▸ **Source document**

# Chomsky–Schützenberger theorem

In formal language theory, the Chomsky–Schützenberger theorem is either of two different theorems derived by Noam Chomsky and Marcel-Paul Schützenberger.

One of the two theorems is a statement about the number of words of a given length generated by an unambiguous context-free grammar. The theorem provides an unexpected link between the theory of formal languages and abstract algebra.

The other theorem, which bears the same name (Hotz & Kretschmer 1989), is a statement about representing a given context-free language in terms of two simpler languages. These two simpler languages, namely a regular language and a Dyck language, are combined by means of an intersection and a homomorphism.

▸ **Material provided**
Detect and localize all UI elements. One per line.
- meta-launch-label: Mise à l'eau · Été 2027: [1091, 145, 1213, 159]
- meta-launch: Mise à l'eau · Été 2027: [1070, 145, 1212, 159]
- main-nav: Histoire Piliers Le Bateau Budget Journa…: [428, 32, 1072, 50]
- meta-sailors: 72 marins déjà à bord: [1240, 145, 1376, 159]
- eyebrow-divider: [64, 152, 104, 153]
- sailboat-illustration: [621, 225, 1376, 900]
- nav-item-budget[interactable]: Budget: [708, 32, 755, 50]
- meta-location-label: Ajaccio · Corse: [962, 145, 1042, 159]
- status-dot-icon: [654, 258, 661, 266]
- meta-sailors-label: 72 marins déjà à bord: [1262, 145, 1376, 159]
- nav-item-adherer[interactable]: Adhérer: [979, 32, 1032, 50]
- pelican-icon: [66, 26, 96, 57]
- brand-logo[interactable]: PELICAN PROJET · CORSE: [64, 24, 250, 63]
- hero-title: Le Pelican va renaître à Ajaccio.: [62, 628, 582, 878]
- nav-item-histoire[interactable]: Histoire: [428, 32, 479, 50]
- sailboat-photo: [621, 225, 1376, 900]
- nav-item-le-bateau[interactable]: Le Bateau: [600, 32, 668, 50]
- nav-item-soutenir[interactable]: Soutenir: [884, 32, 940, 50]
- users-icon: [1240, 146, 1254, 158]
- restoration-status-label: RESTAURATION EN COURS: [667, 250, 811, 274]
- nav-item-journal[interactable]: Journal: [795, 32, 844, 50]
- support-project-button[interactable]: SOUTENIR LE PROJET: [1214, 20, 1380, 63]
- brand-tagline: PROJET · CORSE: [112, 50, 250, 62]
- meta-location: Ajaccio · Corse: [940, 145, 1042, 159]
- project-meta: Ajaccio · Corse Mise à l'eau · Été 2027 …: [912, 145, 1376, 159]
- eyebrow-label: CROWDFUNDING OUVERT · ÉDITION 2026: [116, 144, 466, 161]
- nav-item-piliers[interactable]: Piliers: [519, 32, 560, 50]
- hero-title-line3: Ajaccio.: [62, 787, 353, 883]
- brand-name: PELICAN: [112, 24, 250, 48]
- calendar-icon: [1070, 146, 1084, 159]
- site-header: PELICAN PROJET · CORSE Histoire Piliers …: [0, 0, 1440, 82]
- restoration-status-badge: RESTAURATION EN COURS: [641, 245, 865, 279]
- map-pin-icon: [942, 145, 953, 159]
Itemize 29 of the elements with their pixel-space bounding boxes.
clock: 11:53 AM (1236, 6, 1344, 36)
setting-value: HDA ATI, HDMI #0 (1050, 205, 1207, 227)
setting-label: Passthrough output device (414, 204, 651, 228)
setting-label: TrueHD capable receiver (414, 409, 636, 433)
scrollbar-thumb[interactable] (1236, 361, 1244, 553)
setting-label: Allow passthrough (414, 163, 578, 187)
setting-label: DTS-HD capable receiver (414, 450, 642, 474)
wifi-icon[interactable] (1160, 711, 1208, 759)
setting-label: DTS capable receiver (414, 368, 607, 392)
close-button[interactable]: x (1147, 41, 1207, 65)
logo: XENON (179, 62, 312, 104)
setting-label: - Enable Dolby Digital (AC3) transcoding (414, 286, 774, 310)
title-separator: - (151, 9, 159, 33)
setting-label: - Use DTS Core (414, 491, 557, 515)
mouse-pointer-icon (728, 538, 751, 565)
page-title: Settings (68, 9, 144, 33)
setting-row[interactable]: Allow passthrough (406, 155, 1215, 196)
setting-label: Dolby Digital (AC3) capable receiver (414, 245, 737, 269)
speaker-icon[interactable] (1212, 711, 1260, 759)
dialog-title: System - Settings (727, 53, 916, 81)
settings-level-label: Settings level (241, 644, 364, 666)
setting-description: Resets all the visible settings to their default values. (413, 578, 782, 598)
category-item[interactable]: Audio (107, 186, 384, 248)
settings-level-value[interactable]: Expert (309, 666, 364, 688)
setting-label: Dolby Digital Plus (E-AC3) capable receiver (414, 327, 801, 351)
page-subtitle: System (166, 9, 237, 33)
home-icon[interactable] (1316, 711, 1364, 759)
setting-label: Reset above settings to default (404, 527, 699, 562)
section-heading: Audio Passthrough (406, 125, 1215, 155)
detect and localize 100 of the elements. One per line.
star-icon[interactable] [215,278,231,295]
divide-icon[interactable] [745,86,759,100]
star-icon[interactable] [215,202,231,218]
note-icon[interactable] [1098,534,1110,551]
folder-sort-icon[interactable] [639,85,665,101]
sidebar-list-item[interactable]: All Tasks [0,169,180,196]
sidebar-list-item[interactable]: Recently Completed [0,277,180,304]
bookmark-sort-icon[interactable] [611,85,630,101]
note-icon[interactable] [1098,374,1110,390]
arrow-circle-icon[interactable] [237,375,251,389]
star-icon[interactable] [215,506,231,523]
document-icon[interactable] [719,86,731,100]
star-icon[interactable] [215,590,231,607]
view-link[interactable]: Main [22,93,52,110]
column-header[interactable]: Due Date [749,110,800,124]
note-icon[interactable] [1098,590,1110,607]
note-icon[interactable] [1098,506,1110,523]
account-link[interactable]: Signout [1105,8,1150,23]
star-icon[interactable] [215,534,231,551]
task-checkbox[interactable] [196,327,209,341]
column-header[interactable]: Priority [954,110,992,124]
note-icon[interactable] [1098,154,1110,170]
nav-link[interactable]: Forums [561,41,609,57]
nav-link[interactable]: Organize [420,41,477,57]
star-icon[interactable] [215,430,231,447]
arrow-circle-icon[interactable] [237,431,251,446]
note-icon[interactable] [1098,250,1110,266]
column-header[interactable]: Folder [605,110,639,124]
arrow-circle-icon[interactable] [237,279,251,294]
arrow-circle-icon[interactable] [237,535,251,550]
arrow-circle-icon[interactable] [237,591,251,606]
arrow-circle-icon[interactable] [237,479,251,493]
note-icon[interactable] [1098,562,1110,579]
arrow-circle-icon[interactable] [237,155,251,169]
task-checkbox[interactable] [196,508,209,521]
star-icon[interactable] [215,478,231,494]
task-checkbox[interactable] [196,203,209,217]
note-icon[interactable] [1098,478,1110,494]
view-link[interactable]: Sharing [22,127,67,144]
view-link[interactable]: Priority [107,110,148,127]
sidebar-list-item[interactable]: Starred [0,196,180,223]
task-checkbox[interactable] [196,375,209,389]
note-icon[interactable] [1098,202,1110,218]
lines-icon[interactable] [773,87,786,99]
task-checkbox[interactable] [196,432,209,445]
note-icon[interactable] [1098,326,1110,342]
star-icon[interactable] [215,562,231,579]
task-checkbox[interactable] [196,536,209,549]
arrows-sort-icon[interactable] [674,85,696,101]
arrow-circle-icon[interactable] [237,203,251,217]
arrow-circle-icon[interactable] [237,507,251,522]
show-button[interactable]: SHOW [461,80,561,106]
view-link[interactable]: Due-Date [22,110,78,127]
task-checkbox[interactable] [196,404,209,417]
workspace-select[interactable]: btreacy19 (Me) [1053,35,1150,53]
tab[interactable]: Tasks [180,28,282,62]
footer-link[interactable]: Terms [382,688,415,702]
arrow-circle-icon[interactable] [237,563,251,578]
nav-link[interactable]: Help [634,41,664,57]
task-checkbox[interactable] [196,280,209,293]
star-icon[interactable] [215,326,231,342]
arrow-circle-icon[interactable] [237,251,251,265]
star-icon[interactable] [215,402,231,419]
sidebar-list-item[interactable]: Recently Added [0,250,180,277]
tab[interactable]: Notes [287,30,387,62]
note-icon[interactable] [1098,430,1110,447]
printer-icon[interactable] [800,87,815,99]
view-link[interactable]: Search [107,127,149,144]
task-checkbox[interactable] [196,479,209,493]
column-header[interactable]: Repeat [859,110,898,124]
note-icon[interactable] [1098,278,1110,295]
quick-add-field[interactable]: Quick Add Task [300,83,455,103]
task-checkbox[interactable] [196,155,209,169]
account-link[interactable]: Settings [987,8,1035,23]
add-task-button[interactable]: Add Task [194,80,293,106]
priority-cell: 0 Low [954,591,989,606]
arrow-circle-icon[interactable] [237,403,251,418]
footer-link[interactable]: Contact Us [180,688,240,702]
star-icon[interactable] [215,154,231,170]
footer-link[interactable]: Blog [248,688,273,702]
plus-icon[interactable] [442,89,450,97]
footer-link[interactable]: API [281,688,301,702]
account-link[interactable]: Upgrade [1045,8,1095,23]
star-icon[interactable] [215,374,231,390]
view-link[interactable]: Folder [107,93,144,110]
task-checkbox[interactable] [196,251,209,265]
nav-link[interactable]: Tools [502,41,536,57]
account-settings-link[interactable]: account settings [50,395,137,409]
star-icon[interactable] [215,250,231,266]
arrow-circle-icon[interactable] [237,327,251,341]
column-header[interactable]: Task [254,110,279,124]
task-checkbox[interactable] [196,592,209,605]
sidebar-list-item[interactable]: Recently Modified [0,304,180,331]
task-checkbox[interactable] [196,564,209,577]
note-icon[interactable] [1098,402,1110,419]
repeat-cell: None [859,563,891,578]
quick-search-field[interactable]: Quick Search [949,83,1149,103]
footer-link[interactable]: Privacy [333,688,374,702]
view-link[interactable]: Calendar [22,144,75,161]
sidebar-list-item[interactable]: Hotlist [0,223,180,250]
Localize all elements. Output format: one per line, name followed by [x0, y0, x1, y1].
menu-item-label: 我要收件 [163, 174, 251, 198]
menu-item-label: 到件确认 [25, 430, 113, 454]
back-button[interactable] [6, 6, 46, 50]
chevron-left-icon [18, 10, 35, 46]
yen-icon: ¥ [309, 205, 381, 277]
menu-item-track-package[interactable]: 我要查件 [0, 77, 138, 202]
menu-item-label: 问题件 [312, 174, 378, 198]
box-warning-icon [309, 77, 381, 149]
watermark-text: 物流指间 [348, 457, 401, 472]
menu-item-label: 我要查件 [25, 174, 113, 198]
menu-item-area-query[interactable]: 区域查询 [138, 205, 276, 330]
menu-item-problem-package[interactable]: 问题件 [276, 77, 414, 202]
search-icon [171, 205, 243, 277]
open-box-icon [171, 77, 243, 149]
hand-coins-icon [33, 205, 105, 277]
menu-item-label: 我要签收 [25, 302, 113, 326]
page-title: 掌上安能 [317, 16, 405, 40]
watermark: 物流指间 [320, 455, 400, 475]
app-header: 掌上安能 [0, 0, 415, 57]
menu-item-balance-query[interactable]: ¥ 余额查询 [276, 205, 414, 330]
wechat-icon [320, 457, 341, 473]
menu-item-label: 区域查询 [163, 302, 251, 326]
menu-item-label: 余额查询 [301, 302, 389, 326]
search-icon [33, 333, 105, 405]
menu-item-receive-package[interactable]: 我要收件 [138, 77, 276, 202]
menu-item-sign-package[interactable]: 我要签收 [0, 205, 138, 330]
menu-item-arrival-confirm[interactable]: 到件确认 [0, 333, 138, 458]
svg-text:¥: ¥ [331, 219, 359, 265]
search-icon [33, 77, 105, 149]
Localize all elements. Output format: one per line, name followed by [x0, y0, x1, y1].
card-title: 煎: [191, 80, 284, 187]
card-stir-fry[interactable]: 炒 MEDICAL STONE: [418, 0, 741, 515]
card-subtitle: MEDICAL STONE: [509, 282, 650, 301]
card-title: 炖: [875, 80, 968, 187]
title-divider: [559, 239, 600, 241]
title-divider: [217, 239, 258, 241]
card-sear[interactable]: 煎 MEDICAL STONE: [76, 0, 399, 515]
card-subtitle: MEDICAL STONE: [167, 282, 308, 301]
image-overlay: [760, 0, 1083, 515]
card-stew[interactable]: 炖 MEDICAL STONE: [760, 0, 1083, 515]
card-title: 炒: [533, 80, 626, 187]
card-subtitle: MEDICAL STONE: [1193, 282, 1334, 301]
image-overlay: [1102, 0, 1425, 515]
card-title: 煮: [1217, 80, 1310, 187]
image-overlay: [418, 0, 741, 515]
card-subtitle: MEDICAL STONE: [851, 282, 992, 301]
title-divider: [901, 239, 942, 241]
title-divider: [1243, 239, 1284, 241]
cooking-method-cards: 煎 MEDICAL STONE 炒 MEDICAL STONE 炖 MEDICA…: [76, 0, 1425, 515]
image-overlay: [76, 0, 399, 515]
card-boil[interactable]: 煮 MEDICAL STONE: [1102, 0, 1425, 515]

▸ **Problems to solve**
**a.** Answer these from the passage on the Chomsky–Schützenberger theorem:
(i) Who derived the two theorems?
(ii) Which two fields does the theorem on word counts link?
(iii) Which two simpler languages does the other theorem combine?
**b.** Set down the passage on the Chomsky–Schützenberger theorem word for word, from "In formal language" up to and including "and Marcel-Paul Schützenberger.".
The items are separate material, apart from the passage on the Chomsky–Schützenberger theorem.

▸ **Exercise solutions**
**a.**
(i) Noam Chomsky and Marcel-Paul Schützenberger
(ii) The theory of formal languages and abstract algebra
(iii) A regular language and a Dyck language

**b.**
In formal language theory, the Chomsky–Schützenberger theorem is either of two different theorems derived by Noam Chomsky and Marcel-Paul Schützenberger.